Direction: Without further comment, state how many lines in the listing below contain the word "Note".

START Data for the task

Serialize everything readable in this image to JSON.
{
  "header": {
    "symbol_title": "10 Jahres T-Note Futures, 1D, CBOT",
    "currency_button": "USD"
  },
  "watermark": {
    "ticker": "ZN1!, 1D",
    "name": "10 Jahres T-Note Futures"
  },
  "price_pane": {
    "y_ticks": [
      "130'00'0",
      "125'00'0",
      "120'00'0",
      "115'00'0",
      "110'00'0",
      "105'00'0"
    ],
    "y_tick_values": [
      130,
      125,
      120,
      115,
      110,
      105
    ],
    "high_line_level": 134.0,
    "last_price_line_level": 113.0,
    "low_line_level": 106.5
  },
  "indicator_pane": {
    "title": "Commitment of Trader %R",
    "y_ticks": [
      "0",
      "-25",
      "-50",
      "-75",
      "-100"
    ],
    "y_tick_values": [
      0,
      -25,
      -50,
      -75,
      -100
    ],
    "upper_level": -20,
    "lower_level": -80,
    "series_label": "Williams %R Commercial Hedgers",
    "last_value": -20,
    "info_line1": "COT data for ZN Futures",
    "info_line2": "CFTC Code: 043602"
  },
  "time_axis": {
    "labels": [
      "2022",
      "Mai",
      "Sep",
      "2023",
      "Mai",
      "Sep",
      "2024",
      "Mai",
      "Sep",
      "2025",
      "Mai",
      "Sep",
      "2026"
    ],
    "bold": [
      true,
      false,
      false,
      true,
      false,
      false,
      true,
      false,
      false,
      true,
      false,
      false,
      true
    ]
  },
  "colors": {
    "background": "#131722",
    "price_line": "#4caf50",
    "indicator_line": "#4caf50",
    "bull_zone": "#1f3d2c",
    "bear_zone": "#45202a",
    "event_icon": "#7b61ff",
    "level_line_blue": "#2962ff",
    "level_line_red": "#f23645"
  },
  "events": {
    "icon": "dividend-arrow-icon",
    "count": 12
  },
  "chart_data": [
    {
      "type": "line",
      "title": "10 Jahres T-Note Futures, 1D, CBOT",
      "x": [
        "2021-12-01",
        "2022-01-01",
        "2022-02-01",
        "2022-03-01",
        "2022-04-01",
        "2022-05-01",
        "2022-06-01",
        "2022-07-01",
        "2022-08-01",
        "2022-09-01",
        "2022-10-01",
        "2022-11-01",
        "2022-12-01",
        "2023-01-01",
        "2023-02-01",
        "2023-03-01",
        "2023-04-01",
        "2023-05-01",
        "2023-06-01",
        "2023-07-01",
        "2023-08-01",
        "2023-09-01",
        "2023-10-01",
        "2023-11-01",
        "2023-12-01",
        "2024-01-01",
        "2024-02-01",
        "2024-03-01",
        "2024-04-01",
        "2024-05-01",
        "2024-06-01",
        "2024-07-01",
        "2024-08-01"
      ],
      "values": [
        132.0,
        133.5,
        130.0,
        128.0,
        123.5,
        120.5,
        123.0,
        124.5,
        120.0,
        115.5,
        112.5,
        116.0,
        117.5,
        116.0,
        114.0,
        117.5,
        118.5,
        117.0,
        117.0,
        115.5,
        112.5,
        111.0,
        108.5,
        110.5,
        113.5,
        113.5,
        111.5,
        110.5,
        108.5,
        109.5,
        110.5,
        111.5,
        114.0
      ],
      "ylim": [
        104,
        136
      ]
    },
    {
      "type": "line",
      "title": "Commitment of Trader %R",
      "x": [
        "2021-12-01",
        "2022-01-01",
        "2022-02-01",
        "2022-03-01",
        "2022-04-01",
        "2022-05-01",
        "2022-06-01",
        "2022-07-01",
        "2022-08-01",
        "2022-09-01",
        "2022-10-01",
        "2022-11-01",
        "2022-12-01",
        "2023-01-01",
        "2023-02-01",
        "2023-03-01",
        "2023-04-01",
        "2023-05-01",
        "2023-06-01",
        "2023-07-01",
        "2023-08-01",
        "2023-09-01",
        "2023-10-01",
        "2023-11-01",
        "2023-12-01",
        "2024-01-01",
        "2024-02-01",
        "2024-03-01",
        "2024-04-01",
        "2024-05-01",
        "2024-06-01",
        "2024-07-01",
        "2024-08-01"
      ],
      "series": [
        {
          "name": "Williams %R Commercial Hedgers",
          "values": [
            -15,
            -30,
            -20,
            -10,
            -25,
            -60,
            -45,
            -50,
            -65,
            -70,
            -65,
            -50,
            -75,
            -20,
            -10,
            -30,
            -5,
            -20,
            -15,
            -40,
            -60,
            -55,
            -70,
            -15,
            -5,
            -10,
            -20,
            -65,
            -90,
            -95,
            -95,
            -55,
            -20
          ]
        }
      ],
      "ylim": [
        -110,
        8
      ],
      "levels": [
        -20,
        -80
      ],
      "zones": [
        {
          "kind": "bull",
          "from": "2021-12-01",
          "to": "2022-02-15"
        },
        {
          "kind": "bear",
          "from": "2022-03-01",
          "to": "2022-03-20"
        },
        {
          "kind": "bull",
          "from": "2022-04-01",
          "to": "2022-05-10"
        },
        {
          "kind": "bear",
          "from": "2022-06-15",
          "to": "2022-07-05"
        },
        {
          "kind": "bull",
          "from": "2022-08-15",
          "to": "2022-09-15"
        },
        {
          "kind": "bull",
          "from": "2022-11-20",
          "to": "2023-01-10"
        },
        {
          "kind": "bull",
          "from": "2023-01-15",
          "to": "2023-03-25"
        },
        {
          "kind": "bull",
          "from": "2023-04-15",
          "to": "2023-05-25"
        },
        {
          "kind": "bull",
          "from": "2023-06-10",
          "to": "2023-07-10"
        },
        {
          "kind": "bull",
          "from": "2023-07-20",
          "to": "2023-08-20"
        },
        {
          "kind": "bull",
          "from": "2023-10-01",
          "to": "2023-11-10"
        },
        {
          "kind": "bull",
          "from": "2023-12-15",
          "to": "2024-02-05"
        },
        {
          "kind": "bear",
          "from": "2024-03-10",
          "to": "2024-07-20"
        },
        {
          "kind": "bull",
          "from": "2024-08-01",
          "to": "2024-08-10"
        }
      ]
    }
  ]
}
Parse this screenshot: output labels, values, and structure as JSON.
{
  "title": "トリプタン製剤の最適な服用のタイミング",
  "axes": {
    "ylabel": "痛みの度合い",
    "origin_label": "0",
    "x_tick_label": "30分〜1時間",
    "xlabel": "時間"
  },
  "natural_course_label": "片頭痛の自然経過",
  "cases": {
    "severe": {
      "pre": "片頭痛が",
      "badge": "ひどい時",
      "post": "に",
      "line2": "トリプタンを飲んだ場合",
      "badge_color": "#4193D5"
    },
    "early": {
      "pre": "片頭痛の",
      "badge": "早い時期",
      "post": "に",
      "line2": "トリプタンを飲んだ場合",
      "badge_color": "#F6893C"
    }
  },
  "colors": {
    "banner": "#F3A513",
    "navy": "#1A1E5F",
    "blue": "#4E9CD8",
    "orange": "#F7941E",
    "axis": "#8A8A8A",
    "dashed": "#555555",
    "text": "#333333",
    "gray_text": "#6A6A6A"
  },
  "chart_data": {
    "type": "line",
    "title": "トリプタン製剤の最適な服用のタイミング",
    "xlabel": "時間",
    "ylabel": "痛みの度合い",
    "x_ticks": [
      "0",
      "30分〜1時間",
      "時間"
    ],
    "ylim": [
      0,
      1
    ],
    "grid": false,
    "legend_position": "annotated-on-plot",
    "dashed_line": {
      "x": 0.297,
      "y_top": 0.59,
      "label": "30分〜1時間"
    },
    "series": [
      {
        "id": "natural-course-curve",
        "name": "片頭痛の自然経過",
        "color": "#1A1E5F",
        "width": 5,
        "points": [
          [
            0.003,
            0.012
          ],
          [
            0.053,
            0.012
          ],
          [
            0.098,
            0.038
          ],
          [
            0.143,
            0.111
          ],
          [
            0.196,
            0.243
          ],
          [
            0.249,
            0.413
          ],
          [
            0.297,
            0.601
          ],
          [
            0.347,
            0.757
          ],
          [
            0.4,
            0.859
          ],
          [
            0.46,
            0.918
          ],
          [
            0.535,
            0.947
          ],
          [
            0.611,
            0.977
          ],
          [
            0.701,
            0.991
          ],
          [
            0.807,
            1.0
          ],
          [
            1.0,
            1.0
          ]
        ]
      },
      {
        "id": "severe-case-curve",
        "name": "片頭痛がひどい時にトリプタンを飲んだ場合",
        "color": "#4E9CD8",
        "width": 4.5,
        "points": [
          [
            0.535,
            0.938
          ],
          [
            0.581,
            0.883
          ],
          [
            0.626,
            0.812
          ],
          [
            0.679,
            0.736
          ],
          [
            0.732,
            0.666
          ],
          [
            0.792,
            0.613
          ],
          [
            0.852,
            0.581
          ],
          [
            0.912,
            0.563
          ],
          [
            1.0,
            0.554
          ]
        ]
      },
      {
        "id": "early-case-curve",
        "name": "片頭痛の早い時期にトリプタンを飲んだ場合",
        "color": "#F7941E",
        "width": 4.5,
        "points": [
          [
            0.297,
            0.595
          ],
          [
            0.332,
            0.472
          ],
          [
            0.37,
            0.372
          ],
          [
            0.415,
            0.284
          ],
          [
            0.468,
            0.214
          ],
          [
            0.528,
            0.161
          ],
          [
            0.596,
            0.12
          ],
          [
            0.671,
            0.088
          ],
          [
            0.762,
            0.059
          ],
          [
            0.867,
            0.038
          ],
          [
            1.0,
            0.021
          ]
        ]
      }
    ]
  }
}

END Data for the task

Output of the task: 3